Problem to work on:
Count the lines in the data below where the string "following" occurs, please, and give the number alone.

-*-*-

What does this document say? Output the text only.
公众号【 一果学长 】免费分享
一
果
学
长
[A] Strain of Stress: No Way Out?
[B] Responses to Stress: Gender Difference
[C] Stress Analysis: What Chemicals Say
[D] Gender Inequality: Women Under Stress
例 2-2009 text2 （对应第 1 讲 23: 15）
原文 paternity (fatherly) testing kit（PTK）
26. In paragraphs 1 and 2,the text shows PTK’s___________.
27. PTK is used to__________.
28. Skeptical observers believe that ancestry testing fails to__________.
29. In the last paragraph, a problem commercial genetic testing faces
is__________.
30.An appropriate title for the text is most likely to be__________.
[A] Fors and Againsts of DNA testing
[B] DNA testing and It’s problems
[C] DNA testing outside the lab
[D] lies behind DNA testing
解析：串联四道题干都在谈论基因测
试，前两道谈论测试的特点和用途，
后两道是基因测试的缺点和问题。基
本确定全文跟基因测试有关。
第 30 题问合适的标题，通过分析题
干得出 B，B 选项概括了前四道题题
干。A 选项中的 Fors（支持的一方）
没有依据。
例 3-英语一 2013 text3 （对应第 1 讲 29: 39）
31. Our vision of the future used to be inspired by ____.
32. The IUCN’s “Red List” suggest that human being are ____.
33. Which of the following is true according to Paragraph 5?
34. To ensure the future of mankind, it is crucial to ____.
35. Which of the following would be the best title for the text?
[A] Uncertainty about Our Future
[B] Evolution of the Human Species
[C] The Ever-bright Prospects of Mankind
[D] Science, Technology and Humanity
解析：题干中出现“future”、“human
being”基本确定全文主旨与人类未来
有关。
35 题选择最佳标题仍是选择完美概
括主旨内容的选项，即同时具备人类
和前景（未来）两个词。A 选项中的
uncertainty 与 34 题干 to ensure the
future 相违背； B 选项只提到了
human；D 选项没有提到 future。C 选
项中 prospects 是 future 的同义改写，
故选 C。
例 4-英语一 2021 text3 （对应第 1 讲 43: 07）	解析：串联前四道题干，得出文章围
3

-*-*-

Exercise response:
2